▶ GOAL
Find the word "learned" in the records below. List each line containing it.

[START]

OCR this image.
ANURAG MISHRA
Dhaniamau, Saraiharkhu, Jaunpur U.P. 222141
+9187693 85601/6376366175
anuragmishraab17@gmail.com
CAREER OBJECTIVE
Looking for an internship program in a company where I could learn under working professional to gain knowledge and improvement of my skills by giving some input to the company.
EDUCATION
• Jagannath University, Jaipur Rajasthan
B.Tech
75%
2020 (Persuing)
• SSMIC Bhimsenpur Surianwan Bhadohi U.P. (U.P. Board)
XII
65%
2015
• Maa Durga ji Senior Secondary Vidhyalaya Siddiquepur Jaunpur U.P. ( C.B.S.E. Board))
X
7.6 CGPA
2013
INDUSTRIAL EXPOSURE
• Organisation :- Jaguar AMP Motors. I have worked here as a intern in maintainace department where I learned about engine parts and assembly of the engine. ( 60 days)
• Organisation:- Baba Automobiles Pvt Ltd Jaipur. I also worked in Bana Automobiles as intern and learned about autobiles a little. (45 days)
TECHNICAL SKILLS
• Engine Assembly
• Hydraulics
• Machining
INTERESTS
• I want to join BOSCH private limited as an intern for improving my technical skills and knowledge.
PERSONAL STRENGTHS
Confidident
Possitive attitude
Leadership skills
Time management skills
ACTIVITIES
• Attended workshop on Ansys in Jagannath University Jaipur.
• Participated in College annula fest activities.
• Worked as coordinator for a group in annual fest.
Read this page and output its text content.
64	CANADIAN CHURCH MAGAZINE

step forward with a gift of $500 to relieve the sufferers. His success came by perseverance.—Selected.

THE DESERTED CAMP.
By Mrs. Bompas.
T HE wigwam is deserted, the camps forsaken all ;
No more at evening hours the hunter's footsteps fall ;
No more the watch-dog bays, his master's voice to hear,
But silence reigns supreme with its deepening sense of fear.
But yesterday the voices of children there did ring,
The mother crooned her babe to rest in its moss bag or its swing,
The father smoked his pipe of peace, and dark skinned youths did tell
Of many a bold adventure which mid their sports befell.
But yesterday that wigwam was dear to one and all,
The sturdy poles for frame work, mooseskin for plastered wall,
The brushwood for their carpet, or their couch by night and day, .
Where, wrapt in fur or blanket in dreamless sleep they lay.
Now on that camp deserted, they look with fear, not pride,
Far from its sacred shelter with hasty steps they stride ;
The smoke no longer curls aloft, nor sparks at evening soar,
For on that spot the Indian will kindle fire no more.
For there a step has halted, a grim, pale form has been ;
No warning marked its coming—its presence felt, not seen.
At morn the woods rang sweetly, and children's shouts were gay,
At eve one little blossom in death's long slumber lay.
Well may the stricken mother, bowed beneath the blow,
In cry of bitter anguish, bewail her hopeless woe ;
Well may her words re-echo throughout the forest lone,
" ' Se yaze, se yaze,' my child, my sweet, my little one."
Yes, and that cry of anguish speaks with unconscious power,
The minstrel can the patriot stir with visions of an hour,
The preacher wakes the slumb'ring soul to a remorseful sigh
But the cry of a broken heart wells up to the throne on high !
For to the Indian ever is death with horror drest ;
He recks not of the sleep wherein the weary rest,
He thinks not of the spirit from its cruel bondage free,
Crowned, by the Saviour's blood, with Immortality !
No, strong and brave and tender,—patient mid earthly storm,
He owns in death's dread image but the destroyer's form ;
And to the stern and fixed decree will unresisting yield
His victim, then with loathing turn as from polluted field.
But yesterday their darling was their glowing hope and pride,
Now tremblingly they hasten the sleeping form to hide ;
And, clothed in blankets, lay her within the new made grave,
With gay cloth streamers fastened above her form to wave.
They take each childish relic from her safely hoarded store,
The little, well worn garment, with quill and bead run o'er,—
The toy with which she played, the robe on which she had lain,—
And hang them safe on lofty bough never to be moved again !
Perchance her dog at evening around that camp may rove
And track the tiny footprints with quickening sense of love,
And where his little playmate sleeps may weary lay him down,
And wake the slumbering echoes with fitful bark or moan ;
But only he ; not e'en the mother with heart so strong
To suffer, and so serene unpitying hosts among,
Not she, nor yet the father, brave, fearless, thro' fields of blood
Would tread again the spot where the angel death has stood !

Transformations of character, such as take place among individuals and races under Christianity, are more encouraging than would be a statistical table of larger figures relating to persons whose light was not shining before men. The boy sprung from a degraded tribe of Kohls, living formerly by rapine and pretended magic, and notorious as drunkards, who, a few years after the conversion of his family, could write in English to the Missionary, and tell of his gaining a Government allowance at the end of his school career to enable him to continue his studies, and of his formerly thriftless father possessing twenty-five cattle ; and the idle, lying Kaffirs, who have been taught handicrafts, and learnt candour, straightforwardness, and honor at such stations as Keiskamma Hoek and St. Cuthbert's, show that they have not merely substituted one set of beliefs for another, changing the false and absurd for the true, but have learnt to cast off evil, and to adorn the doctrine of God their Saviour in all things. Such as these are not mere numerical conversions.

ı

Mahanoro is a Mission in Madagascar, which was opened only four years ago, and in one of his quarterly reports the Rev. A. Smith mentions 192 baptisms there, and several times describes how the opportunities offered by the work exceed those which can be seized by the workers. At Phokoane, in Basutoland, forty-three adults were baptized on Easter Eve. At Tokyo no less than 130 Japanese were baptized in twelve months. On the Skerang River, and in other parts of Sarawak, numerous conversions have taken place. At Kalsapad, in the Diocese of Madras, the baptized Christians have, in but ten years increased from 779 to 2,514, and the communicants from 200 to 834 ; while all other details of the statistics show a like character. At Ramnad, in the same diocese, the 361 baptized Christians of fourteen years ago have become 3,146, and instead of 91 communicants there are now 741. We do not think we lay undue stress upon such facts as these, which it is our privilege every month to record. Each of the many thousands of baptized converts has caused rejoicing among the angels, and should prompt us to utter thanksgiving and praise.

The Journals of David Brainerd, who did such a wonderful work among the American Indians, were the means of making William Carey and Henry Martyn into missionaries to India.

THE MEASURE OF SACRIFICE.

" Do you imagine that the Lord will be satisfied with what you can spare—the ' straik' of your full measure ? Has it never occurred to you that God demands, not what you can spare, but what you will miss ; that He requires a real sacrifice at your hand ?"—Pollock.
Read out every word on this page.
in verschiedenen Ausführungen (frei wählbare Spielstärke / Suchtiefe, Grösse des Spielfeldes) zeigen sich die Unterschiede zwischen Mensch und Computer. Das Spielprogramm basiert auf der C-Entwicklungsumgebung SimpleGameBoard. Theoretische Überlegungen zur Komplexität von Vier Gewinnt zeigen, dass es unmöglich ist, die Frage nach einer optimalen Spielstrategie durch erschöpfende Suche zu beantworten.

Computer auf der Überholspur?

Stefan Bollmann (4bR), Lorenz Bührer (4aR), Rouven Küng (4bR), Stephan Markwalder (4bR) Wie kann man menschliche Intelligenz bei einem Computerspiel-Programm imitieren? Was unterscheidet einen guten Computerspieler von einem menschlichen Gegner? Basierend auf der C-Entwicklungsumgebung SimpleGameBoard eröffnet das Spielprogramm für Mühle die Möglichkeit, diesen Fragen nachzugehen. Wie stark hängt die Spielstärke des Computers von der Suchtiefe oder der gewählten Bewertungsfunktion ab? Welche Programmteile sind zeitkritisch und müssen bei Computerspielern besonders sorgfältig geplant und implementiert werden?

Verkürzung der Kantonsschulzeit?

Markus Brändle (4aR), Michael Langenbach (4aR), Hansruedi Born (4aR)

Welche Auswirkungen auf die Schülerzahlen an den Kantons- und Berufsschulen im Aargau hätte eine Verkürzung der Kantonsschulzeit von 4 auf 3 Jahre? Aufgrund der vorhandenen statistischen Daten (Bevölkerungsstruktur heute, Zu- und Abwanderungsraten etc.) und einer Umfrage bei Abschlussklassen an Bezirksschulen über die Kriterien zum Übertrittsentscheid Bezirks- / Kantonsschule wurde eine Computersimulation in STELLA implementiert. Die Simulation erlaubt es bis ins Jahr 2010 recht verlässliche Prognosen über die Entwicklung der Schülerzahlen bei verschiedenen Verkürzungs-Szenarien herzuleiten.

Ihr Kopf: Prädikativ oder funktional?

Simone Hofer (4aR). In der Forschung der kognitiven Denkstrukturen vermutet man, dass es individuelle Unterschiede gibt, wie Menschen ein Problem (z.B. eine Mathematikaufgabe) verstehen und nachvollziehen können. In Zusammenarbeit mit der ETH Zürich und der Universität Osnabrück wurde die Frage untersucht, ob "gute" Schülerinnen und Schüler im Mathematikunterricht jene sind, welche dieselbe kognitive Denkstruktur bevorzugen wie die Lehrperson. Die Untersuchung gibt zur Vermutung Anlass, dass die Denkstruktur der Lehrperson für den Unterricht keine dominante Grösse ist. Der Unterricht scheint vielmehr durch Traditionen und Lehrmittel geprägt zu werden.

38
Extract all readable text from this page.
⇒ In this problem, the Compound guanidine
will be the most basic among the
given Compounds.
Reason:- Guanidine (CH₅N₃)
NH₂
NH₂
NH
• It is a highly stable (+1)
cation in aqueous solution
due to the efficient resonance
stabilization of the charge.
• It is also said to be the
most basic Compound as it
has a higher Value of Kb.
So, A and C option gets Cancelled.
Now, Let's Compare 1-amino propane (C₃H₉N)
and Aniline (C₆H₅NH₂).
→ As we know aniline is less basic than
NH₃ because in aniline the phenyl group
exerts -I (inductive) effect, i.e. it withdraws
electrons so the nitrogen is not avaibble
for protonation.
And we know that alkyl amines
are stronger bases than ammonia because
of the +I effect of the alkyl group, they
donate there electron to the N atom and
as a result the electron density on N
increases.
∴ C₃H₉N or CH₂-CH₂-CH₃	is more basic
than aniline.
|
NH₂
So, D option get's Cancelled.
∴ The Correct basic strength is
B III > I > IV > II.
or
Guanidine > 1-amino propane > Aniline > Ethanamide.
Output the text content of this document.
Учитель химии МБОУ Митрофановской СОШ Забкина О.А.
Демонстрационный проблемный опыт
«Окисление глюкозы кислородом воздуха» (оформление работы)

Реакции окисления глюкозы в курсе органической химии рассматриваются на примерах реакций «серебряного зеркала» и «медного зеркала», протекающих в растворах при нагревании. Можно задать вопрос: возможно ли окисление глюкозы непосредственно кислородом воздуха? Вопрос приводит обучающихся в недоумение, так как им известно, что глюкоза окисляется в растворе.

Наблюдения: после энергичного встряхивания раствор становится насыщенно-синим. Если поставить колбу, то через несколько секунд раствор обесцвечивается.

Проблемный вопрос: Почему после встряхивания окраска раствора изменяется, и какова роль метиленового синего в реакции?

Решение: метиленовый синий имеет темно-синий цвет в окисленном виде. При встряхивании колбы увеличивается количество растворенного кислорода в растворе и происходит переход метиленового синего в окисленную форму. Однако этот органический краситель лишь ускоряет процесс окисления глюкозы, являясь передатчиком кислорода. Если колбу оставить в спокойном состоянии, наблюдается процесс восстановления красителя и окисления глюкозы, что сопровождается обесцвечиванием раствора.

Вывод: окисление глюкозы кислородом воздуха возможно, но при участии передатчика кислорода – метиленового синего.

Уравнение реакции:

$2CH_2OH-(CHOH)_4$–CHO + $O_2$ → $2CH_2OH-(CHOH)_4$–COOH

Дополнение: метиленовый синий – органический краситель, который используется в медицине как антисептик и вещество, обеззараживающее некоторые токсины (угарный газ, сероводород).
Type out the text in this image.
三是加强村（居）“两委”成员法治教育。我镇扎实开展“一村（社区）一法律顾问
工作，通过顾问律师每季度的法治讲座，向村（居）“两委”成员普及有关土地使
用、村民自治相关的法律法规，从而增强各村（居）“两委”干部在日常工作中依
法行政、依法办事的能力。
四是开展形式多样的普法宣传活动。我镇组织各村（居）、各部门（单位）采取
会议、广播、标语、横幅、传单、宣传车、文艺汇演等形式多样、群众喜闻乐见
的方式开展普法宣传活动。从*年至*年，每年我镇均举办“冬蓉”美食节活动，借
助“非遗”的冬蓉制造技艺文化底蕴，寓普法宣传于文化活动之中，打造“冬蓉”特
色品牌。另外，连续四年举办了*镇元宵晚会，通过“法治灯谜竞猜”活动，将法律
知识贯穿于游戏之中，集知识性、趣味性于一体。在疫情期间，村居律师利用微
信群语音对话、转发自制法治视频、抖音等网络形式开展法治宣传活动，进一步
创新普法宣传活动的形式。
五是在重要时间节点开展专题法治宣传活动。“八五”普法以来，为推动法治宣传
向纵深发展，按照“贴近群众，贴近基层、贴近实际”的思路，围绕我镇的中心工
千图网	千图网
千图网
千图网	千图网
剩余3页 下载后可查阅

[END]

▶ PROBLEM SOLUTION
• Organisation :- Jaguar AMP Motors. I have worked here as a intern in maintainace department where I learned about engine parts and assembly of the engine. ( 60 days)
• Organisation:- Baba Automobiles Pvt Ltd Jaipur. I also worked in Bana Automobiles as intern and learned about autobiles a little. (45 days)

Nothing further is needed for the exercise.